**Texto fuente:**

Los niños de familias más pobres (o como la literatura pone, más comedida, de nivel socioeconómico bajo) en general pueden tener un vocabulario más restringido que sus pares más ricos -aunque esto ha sido impugnado enérgicamente- pero someterlos a exploración de imágenes cerebrales o a la medición de sus potenciales eléctricos relacionados a eventos (“potenciales evocados”, o ERPs en inglés) para demostrar que esta diferencia puede estar reflejada en procesos cerebrales puede parecer añadir sal a la herida.

Y cuando los neurocientíficos cognitivos afirman que la pobreza impide la función cognitiva (el título de un artículo reciente en la revista Science) o que una manera de sacar a la gente de la pobreza es el uso de la terapia cognitivo conductual para mejorar su “capital mental” (“concebido metafóricamente”, según la psicóloga Cary Cooper, “como la cuenta bancaria de la mente, que se debita o acredita a lo largo del ciclo de vida, desde la infancia hasta la vejez”), muestra una cierta desconexión con las fuerzas económicas que actualmente conducen a la gente a la pobreza.

**Entradas:**
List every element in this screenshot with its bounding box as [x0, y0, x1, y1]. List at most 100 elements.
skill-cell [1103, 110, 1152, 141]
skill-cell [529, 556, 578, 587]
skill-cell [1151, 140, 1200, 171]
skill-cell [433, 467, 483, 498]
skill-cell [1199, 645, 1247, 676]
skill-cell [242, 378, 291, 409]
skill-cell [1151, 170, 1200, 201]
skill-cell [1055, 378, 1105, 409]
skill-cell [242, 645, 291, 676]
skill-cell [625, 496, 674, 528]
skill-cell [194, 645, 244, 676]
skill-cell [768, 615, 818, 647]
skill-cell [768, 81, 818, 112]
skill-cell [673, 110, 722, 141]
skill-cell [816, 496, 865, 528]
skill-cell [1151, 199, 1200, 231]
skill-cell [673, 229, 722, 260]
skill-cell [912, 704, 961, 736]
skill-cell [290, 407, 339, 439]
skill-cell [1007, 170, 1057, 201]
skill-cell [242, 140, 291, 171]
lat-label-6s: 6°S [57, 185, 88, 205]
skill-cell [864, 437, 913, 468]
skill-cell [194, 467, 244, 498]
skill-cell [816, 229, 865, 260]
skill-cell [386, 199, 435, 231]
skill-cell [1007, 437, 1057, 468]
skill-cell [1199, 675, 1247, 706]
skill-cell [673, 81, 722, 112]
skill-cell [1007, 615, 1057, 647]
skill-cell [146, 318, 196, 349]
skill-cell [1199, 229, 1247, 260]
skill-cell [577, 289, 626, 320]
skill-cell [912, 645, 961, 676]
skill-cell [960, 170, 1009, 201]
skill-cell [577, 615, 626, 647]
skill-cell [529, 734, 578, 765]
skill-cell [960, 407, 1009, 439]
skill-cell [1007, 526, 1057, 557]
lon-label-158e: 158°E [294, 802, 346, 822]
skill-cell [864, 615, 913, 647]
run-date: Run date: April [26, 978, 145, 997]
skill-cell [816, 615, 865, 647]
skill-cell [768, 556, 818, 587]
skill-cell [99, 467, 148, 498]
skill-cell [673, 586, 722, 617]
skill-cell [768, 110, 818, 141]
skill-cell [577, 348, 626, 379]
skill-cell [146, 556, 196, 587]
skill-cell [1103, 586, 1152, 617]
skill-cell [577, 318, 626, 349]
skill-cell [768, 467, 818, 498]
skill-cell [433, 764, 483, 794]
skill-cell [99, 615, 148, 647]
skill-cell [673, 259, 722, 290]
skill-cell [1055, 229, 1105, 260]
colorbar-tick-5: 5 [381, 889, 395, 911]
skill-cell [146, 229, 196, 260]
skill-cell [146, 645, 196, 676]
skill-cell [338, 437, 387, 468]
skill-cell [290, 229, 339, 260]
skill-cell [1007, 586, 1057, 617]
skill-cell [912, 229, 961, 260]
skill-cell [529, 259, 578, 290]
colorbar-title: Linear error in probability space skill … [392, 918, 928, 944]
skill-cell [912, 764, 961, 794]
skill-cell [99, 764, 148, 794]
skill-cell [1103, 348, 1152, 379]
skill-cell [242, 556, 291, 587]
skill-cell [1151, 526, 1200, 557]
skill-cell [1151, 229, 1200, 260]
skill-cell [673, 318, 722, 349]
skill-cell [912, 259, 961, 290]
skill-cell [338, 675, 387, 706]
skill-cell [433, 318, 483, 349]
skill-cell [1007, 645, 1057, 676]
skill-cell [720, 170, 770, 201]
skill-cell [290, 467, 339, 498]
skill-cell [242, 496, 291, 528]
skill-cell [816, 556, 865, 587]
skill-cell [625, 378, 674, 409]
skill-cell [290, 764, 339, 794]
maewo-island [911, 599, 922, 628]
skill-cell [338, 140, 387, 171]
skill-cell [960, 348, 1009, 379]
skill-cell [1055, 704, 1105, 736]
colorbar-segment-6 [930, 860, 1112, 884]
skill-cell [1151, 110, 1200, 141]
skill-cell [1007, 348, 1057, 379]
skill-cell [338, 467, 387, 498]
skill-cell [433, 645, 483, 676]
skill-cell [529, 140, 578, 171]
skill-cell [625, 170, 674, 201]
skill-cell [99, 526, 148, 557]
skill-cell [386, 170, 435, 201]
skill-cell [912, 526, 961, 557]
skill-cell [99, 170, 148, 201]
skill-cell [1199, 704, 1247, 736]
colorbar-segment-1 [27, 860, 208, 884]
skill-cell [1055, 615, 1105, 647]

**Sobre el ejercicio:**
Escribe la continuación del texto sobre la pobreza y la neurociencia cognitiva, empezando después de su última oración.

**Respuesta:**
Hay otro problema aquí, una manifestación de la tendencia común entre los neurocientíficos a cometer lo que los filósofos llaman la falacia mereológica, que a grandes rasgos significa atribuir las propiedades del todo -en términos de neurociencia, el ser humano viviente y consciente- a una parte de ese todo, es decir, el cerebro. Así, una introducción accesible y ampliamente leída al cerebro y su estudio realizada por dos destacados investigadores, Sarah-Jayne Blakemore y Uta Frith, se titula El cerebro aprendiendo: Lecciones para la Educación (2005), e incluye entre sus capítulos títulos como “el cerebro matemático” y “el cerebro alfabetizado”.

Un uso común, pero como seguramente ambos autores estarán de acuerdo, no son los cerebros los que aprenden, son matemáticos o leen y escriben; son sus poseedores quienes utilizan sus cerebros para aprender, hacer matemáticas o lo que sea. (Sé que estoy poniendo mi propia cabeza en la guillotina aquí: hace muchos años, a principios de 1970, escribí un libro llamado, en mi certeza juvenil, El cerebro consciente. Pero me me reformado). Esto es, creo, más que una sutileza semántica, ya que estos títulos reflejan la forma en que los neurocientíficos tienden a pensar y animan a otros a pensar lo mismo.

Por otra parte, los énfasis que se desarrollan a partir de esta forma de pensar, en, por ejemplo, el reporte de la revista Brain Waves [Ondas Cerebrales] sobre la “tecnología adaptativa de aprendizaje” o el prólogo de Educational Neuroscience [Neurociencia Educacional] a un “tutor robot”, corren el riesgo de confundir enseñanza con aprendizaje.

Al instrumentalizar los instrumentos de enseñanza, centrándose en el cerebro y no el niño o el estudiante, estos defensores parecen ignorar el hecho de que tanto la enseñanza como el aprendizaje no son actividades atemporales y aisladas, sino, en su misma esencia, embebidas socioculturalmente.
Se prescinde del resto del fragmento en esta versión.